Written problem: From the line that holds "Transcribe this image's" to the last line of the data, copy everything exactly; leave out all the rest.

Dataset records:
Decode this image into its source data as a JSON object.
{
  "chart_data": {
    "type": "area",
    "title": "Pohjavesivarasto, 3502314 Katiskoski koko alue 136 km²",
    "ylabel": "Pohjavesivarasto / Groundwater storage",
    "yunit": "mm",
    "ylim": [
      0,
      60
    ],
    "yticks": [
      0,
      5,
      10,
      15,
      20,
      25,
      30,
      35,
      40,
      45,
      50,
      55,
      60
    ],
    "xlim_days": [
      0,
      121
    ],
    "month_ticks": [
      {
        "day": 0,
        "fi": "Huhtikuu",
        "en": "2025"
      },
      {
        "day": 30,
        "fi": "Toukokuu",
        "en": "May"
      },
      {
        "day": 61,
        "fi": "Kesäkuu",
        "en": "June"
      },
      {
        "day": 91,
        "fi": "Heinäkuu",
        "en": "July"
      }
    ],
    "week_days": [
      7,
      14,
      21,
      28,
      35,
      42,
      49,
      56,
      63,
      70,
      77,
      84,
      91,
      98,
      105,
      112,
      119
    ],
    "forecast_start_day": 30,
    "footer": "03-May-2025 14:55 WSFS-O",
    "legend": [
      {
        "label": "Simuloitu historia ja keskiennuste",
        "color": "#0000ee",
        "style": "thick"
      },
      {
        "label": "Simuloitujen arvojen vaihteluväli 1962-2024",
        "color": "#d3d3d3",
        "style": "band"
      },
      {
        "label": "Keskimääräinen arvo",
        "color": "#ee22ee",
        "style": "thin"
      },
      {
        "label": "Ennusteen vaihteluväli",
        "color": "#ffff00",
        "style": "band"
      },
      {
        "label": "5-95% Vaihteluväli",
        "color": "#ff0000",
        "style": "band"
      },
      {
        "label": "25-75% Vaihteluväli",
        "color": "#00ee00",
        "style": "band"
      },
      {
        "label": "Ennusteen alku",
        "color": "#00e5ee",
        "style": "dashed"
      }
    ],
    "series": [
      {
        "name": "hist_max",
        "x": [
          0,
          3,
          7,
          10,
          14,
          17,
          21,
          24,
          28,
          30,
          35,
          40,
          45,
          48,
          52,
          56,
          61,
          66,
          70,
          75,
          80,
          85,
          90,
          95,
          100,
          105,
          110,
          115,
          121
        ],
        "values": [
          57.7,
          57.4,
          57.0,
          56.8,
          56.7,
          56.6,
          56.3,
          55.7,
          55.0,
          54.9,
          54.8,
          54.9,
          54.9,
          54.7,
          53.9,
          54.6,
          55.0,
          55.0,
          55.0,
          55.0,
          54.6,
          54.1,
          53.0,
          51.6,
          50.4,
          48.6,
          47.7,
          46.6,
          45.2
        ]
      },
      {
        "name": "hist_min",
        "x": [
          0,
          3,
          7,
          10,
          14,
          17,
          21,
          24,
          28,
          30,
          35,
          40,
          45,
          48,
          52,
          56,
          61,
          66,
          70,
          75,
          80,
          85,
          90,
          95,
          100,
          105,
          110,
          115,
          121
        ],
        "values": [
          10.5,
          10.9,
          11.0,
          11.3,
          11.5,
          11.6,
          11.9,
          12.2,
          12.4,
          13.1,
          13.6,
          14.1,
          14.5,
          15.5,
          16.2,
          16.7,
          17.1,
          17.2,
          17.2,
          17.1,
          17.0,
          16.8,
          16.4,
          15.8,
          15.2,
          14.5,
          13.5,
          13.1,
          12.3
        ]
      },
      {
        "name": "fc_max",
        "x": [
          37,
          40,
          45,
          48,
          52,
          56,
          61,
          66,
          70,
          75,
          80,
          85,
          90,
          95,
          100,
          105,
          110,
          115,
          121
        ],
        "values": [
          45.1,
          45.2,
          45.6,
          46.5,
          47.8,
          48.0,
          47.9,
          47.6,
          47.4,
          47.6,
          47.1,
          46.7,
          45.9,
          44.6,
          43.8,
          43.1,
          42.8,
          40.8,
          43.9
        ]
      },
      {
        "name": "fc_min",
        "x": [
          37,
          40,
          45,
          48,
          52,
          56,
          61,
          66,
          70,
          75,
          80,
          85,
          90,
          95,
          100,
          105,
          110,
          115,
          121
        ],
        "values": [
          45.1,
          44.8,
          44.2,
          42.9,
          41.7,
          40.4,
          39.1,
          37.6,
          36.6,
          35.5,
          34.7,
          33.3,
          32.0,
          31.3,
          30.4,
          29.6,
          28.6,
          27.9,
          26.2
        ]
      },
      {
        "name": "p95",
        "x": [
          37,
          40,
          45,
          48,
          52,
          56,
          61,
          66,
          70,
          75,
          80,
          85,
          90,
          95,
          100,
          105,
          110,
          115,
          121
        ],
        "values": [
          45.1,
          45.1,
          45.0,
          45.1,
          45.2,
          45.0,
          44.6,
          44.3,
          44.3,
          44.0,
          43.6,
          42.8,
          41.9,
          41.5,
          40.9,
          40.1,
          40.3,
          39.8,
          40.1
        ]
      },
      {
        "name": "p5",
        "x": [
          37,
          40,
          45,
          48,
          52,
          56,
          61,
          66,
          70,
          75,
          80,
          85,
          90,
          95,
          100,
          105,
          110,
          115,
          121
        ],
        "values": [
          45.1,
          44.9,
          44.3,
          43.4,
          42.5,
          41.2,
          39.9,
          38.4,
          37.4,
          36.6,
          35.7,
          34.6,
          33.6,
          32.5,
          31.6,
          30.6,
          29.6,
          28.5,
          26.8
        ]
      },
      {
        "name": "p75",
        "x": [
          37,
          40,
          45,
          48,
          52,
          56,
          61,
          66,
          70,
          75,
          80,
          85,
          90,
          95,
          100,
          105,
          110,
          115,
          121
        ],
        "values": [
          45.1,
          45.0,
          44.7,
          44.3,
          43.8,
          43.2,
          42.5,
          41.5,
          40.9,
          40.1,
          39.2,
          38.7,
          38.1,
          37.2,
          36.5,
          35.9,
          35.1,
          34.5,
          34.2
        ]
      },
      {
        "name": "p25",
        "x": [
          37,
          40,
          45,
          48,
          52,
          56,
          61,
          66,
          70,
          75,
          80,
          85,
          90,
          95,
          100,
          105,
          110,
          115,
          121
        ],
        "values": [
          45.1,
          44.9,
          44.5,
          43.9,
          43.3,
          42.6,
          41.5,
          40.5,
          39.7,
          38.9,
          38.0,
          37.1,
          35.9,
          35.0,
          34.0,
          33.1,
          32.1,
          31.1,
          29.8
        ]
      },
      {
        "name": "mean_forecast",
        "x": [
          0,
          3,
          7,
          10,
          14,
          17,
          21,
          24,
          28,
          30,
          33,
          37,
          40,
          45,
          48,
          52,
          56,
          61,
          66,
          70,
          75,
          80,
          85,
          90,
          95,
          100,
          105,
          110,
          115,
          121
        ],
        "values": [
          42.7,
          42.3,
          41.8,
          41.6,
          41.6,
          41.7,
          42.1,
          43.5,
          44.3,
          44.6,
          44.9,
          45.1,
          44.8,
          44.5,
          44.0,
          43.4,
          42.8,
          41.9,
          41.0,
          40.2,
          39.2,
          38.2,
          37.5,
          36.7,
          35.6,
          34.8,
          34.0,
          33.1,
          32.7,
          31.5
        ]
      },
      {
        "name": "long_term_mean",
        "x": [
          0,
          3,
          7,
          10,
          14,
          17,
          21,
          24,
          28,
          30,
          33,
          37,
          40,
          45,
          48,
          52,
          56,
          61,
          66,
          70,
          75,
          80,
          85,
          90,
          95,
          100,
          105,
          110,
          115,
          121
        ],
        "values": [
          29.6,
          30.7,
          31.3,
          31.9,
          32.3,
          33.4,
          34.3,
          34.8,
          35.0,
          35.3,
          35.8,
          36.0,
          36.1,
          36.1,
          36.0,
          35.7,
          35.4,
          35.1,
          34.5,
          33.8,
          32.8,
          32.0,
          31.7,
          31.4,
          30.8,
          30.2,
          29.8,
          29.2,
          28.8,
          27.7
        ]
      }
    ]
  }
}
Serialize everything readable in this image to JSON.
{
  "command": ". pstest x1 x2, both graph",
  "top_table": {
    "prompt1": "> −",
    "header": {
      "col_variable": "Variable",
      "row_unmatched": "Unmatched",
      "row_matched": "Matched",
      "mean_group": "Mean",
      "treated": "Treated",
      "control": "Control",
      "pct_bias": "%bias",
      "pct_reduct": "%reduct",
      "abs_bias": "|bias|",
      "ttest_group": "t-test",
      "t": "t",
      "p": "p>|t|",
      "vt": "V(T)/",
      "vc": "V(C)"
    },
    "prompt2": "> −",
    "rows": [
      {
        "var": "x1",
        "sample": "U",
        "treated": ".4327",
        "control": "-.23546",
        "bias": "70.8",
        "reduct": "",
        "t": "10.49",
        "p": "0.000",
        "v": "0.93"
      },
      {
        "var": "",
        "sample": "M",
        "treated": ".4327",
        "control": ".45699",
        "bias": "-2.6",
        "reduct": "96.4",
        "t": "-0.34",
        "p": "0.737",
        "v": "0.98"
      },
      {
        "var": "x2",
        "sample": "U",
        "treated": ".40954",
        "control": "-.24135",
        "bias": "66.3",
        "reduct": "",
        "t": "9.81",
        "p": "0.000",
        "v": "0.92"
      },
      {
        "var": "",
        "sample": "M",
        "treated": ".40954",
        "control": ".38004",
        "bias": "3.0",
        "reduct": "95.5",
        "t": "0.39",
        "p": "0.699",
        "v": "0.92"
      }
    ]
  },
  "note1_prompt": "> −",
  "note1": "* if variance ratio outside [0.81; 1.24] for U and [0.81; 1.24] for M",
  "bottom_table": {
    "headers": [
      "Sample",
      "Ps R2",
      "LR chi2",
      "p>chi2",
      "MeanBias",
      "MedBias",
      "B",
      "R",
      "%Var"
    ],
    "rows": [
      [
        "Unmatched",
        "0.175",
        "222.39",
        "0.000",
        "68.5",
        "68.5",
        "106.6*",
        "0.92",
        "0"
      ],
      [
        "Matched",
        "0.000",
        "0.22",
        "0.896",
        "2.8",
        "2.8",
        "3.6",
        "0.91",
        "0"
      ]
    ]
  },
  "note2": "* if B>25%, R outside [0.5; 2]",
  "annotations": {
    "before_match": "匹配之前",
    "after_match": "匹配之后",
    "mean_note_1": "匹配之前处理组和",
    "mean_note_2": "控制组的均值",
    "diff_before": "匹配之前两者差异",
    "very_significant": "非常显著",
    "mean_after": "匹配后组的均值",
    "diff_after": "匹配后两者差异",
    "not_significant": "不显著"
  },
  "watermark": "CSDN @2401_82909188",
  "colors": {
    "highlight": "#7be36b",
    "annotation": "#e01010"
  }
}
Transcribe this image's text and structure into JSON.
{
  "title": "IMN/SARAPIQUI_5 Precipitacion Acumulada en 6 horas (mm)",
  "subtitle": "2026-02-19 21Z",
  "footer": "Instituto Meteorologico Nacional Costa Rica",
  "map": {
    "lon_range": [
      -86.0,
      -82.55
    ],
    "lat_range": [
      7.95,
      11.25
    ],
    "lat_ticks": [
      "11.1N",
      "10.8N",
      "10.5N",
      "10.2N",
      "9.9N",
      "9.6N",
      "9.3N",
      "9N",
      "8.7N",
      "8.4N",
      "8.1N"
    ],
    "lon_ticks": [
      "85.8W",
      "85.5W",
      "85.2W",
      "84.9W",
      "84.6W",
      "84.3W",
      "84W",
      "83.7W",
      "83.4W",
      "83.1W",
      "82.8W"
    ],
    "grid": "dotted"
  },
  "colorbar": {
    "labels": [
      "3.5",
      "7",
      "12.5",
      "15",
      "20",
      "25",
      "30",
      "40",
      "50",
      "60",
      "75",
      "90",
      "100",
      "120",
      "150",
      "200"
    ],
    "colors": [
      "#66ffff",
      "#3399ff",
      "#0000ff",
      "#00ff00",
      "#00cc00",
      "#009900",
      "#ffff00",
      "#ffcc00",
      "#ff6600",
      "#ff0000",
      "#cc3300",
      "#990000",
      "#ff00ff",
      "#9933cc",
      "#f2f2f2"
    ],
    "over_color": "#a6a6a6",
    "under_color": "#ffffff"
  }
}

Result:
Transcribe this image's text and structure into JSON.
{
  "title": "IMN/SARAPIQUI_5 Precipitacion Acumulada en 6 horas (mm)",
  "subtitle": "2026-02-19 21Z",
  "footer": "Instituto Meteorologico Nacional Costa Rica",
  "map": {
    "lon_range": [
      -86.0,
      -82.55
    ],
    "lat_range": [
      7.95,
      11.25
    ],
    "lat_ticks": [
      "11.1N",
      "10.8N",
      "10.5N",
      "10.2N",
      "9.9N",
      "9.6N",
      "9.3N",
      "9N",
      "8.7N",
      "8.4N",
      "8.1N"
    ],
    "lon_ticks": [
      "85.8W",
      "85.5W",
      "85.2W",
      "84.9W",
      "84.6W",
      "84.3W",
      "84W",
      "83.7W",
      "83.4W",
      "83.1W",
      "82.8W"
    ],
    "grid": "dotted"
  },
  "colorbar": {
    "labels": [
      "3.5",
      "7",
      "12.5",
      "15",
      "20",
      "25",
      "30",
      "40",
      "50",
      "60",
      "75",
      "90",
      "100",
      "120",
      "150",
      "200"
    ],
    "colors": [
      "#66ffff",
      "#3399ff",
      "#0000ff",
      "#00ff00",
      "#00cc00",
      "#009900",
      "#ffff00",
      "#ffcc00",
      "#ff6600",
      "#ff0000",
      "#cc3300",
      "#990000",
      "#ff00ff",
      "#9933cc",
      "#f2f2f2"
    ],
    "over_color": "#a6a6a6",
    "under_color": "#ffffff"
  }
}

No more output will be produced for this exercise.